_SHORT PROBLEM_. Retype the stretch of data from the line containing "- data-point: [820, 318, 830, 328]" through the line containing "- data-point: [487, 543, 496, 552]", both included, exactly as it appears.

★ ★ ★ ★

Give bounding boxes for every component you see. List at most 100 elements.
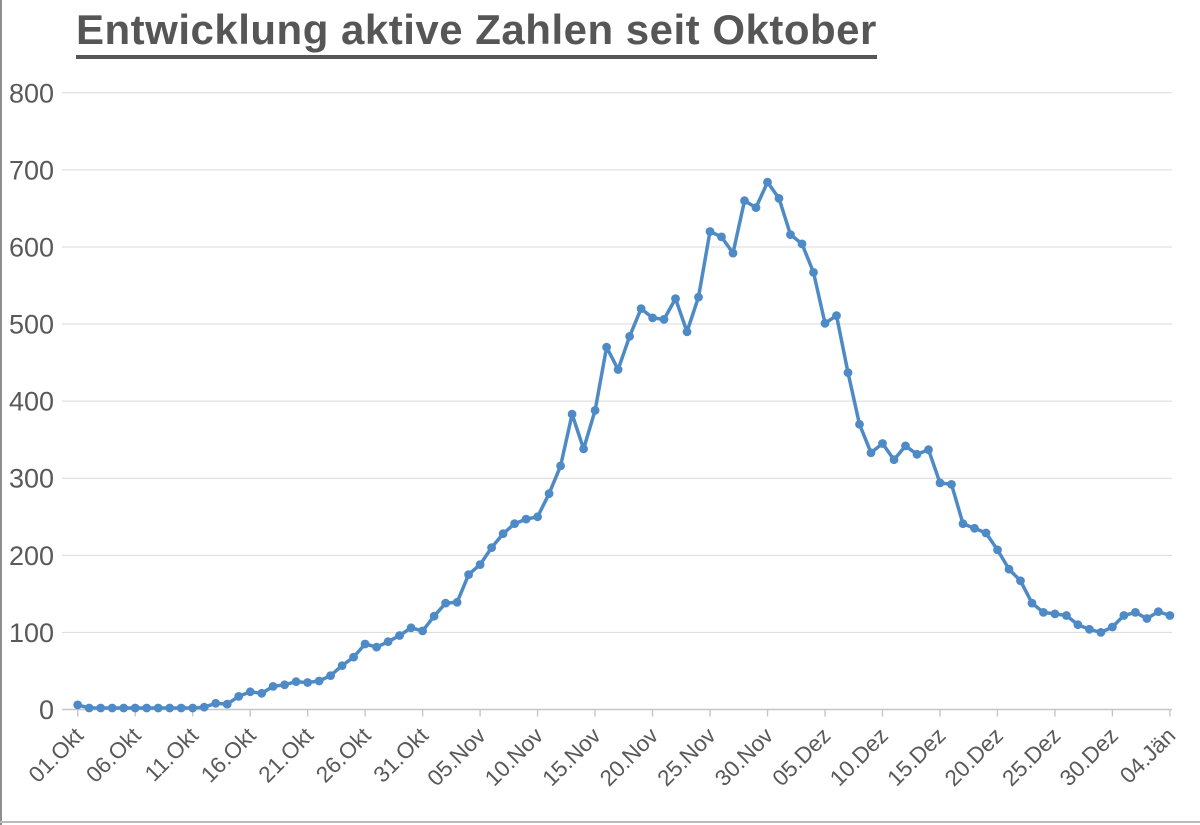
- data-point: [820, 318, 830, 328]
- data-point: [924, 445, 933, 455]
- x-tick-label: 25.Nov: [652, 722, 721, 791]
- data-point: [1050, 609, 1060, 619]
- data-point: [222, 699, 232, 709]
- data-point: [636, 304, 646, 313]
- data-point: [429, 611, 439, 621]
- data-point: [487, 543, 496, 552]
- data-point: [84, 703, 94, 713]
- data-point: [751, 203, 761, 213]
- x-tick-label: 05.Dez: [767, 723, 835, 791]
- x-tick-label: 05.Nov: [423, 722, 492, 791]
- x-tick-label: 21.Okt: [254, 722, 319, 787]
- data-point: [406, 623, 416, 633]
- data-point: [234, 692, 244, 701]
- y-tick-label: 500: [9, 310, 54, 340]
- data-point: [705, 227, 715, 236]
- y-tick-label: 0: [39, 695, 54, 725]
- data-point: [303, 678, 312, 687]
- data-point: [567, 409, 577, 419]
- data-point: [625, 332, 634, 341]
- data-point: [475, 560, 485, 569]
- data-point: [1096, 628, 1106, 637]
- data-point: [130, 703, 140, 713]
- data-point: [498, 529, 508, 539]
- data-point: [659, 315, 669, 324]
- data-point: [96, 703, 106, 713]
- chart-title: Entwicklung aktive Zahlen seit Oktober: [76, 6, 877, 59]
- data-point: [521, 514, 531, 524]
- data-point: [855, 419, 864, 429]
- data-point: [153, 703, 163, 713]
- y-tick-label: 700: [9, 155, 54, 185]
- data-point: [763, 177, 772, 187]
- data-point: [912, 449, 922, 459]
- x-tick-label: 10.Dez: [825, 723, 893, 791]
- data-point: [648, 313, 657, 323]
- x-tick-label: 31.Okt: [369, 722, 434, 787]
- data-point: [372, 642, 381, 652]
- x-tick-label: 15.Nov: [538, 722, 607, 791]
- data-point: [188, 703, 198, 713]
- y-tick-label: 100: [9, 618, 54, 648]
- x-tick-label: 06.Okt: [81, 722, 146, 787]
- data-point: [613, 365, 623, 374]
- x-axis-labels: 01.Okt06.Okt11.Okt16.Okt21.Okt26.Okt31.O…: [24, 722, 1181, 791]
- x-axis: [62, 708, 1172, 717]
- data-point: [1154, 607, 1163, 616]
- data-point: [107, 703, 117, 713]
- data-point: [1108, 622, 1117, 632]
- x-tick-label: 30.Dez: [1055, 723, 1123, 791]
- data-point: [383, 637, 393, 647]
- data-point: [832, 311, 841, 320]
- data-point: [843, 368, 853, 377]
- data-point: [510, 519, 519, 529]
- x-tick-label: 20.Nov: [595, 722, 664, 791]
- y-tick-label: 400: [9, 387, 54, 417]
- data-point: [970, 523, 979, 533]
- data-point: [1119, 611, 1129, 620]
- data-point: [901, 441, 910, 451]
- data-point: [314, 676, 324, 686]
- data-point: [280, 680, 289, 690]
- data-point: [740, 196, 749, 206]
- y-axis-labels: 0 100 200 300 400 500 600 700 800: [9, 78, 54, 725]
- data-point: [165, 703, 175, 713]
- data-point: [211, 698, 221, 708]
- x-tick-label: 01.Okt: [24, 722, 89, 787]
- data-point: [291, 677, 301, 687]
- data-point: [1085, 624, 1094, 634]
- data-point: [326, 671, 335, 680]
- data-point: [866, 448, 876, 458]
- x-tick-label: 04.Jän: [1115, 723, 1180, 788]
- data-point: [257, 688, 267, 698]
- data-point: [544, 489, 554, 498]
- data-point: [809, 268, 818, 277]
- data-point: [1039, 608, 1048, 617]
- y-tick-label: 200: [9, 541, 54, 571]
- data-point: [694, 292, 703, 302]
- data-point: [993, 545, 1002, 555]
- data-point: [1004, 564, 1014, 574]
- data-point: [889, 455, 899, 465]
- data-point: [682, 327, 692, 337]
- x-tick-label: 25.Dez: [997, 723, 1065, 791]
- data-point: [579, 444, 588, 454]
- x-tick-label: 20.Dez: [940, 723, 1008, 791]
- data-point: [797, 239, 807, 249]
- x-tick-label: 11.Okt: [140, 722, 204, 786]
- x-tick-label: 15.Dez: [882, 723, 950, 791]
- series-line: [75, 180, 1172, 710]
- x-tick-label: 16.Okt: [196, 722, 261, 787]
- data-point: [1131, 608, 1140, 617]
- data-point: [935, 478, 945, 488]
- data-point: [878, 439, 887, 448]
- data-point: [199, 702, 209, 712]
- data-point: [717, 232, 726, 242]
- data-point: [590, 406, 600, 415]
- data-point: [142, 703, 152, 713]
- data-point: [268, 682, 278, 691]
- x-tick-label: 10.Nov: [480, 722, 549, 791]
- data-point: [245, 687, 255, 697]
- data-point: [533, 512, 542, 522]
- data-point: [1016, 576, 1025, 586]
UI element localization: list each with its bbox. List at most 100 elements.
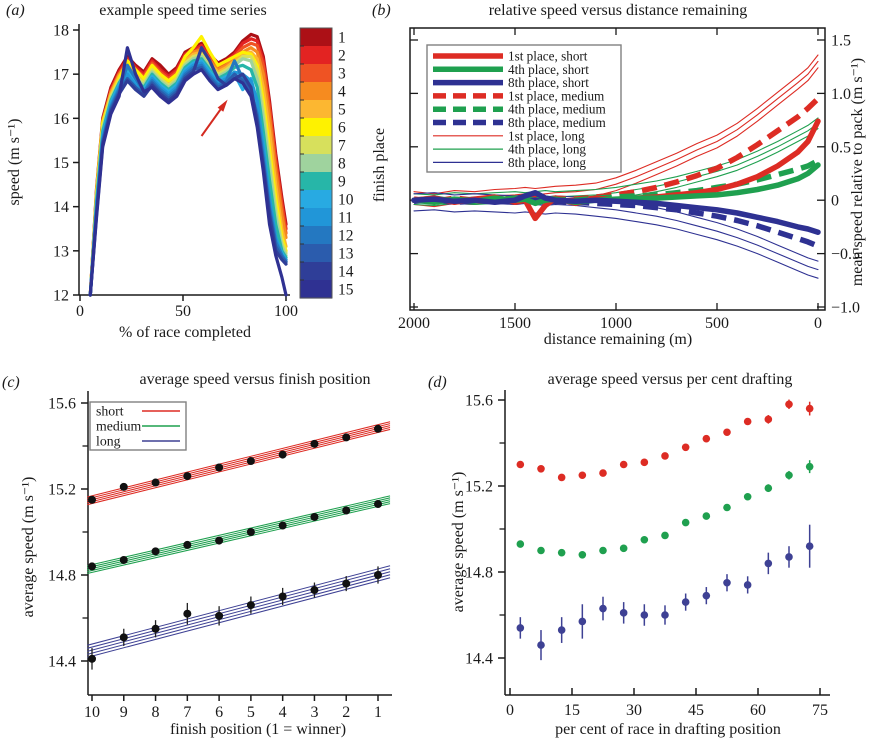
x-tick-label: 9 <box>120 704 128 721</box>
data-point-medium <box>578 551 587 559</box>
x-tick-label: 4 <box>279 704 287 721</box>
x-tick-label: 2 <box>342 704 350 721</box>
y-tick-label: 15.6 <box>465 393 493 410</box>
legend-label: 4th place, short <box>508 62 589 77</box>
data-point-long <box>764 559 773 568</box>
y-tick-label: 0.5 <box>831 139 851 156</box>
data-point-short <box>743 417 752 426</box>
fit-line-medium <box>87 497 391 569</box>
colorbar-label: finish place <box>371 127 388 203</box>
colorbar-segment <box>300 244 332 263</box>
x-tick-label: 1500 <box>499 315 531 332</box>
y-tick-label: 15.6 <box>48 396 76 413</box>
colorbar-segment <box>300 226 332 245</box>
data-point-long <box>661 611 669 619</box>
data-point-medium <box>516 540 525 548</box>
data-point-medium <box>151 547 160 556</box>
fit-line-medium <box>87 495 391 567</box>
data-point-short <box>599 469 607 477</box>
data-point-short <box>374 424 382 433</box>
fit-line-medium <box>87 503 391 575</box>
y-tick-label: 14 <box>53 199 69 216</box>
y-tick-label: 15 <box>53 155 69 172</box>
data-point-medium <box>764 484 773 492</box>
data-point-medium <box>278 521 287 530</box>
data-point-short <box>310 439 319 448</box>
data-point-medium <box>785 471 793 480</box>
colorbar-tick-label: 4 <box>338 84 346 101</box>
data-point-long <box>516 624 525 632</box>
data-point-medium <box>119 555 128 564</box>
colorbar-tick-label: 2 <box>338 48 346 65</box>
panel-letter-b: (b) <box>372 2 391 19</box>
x-tick-label: 45 <box>688 702 704 719</box>
panel-b-title: relative speed versus distance remaining <box>488 2 748 19</box>
x-tick-label: 3 <box>310 704 318 721</box>
panel-letter-d: (d) <box>428 374 447 391</box>
x-tick-label: 0 <box>506 702 514 719</box>
colorbar-tick-label: 3 <box>338 66 346 83</box>
y-tick-label: 16 <box>53 111 69 128</box>
fit-line-short <box>87 428 391 506</box>
y-tick-label: 12 <box>53 288 69 305</box>
y-tick-label: 1.0 <box>831 86 851 103</box>
x-tick-label: 60 <box>750 702 766 719</box>
x-tick-label: 500 <box>705 315 729 332</box>
data-point-medium <box>557 548 566 557</box>
legend-label: 4th place, long <box>508 142 586 157</box>
data-point-short <box>661 452 669 460</box>
data-point-long <box>619 609 628 617</box>
colorbar-tick-label: 10 <box>338 192 354 209</box>
data-point-short <box>151 478 160 487</box>
colorbar-tick-label: 11 <box>338 210 353 227</box>
data-point-long <box>374 571 382 579</box>
fit-line-long <box>87 568 391 649</box>
x-tick-label: 7 <box>183 704 191 721</box>
data-point-long <box>805 542 814 550</box>
x-tick-label: 2000 <box>398 315 430 332</box>
fit-line-medium <box>87 501 391 573</box>
data-point-long <box>246 601 255 610</box>
data-point-short <box>640 458 649 467</box>
legend-label: long <box>96 434 121 449</box>
data-point-short <box>805 404 814 413</box>
fit-line-short <box>87 425 391 502</box>
x-tick-label: 15 <box>564 702 580 719</box>
y-tick-label: 0 <box>831 193 839 210</box>
y-tick-label: 15.2 <box>465 479 493 496</box>
x-tick-label: 0 <box>814 315 822 332</box>
data-point-short <box>681 443 690 452</box>
legend-label: short <box>96 404 124 419</box>
legend-label: 1st place, medium <box>508 88 605 103</box>
colorbar-segment <box>300 28 332 47</box>
data-point-medium <box>723 503 731 512</box>
data-point-medium <box>702 512 711 520</box>
y-tick-label: −1.0 <box>831 300 860 317</box>
x-tick-label: 5 <box>247 704 255 721</box>
data-point-long <box>557 626 566 634</box>
colorbar-tick-label: 1 <box>338 30 346 47</box>
speed-curve-place-15 <box>88 46 288 297</box>
colorbar-segment <box>300 118 332 137</box>
fit-line-short <box>87 427 391 504</box>
colorbar-tick-label: 7 <box>338 138 346 155</box>
y-tick-label: −0.5 <box>831 246 860 263</box>
fit-line-medium <box>87 499 391 571</box>
y-tick-label: 13 <box>53 243 69 260</box>
data-point-short <box>342 433 351 442</box>
legend-label: medium <box>96 419 141 434</box>
colorbar-tick-label: 8 <box>338 156 346 173</box>
data-point-short <box>246 457 255 466</box>
legend-label: 1st place, long <box>508 128 585 143</box>
colorbar-tick-label: 5 <box>338 102 346 119</box>
series-8th place, short <box>411 189 821 235</box>
data-point-medium <box>310 512 319 521</box>
data-point-long <box>640 611 649 619</box>
data-point-long <box>310 586 319 595</box>
panel-b-ylabel-right: mean speed relative to pack (m s⁻¹) <box>849 57 866 287</box>
colorbar-tick-label: 6 <box>338 120 346 137</box>
legend-label: 8th place, medium <box>508 115 607 130</box>
data-point-long <box>681 598 690 606</box>
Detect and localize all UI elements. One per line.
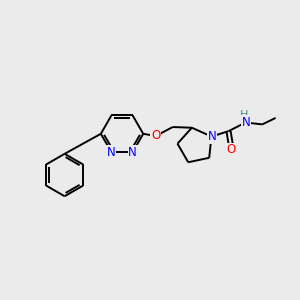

★ ★ ★ ★

_SOLUTION_.
- data-point: [820, 318, 830, 328]
- data-point: [924, 445, 933, 455]
- x-tick-label: 25.Nov: [652, 722, 721, 791]
- data-point: [1050, 609, 1060, 619]
- data-point: [222, 699, 232, 709]
- data-point: [636, 304, 646, 313]
- data-point: [429, 611, 439, 621]
- data-point: [487, 543, 496, 552]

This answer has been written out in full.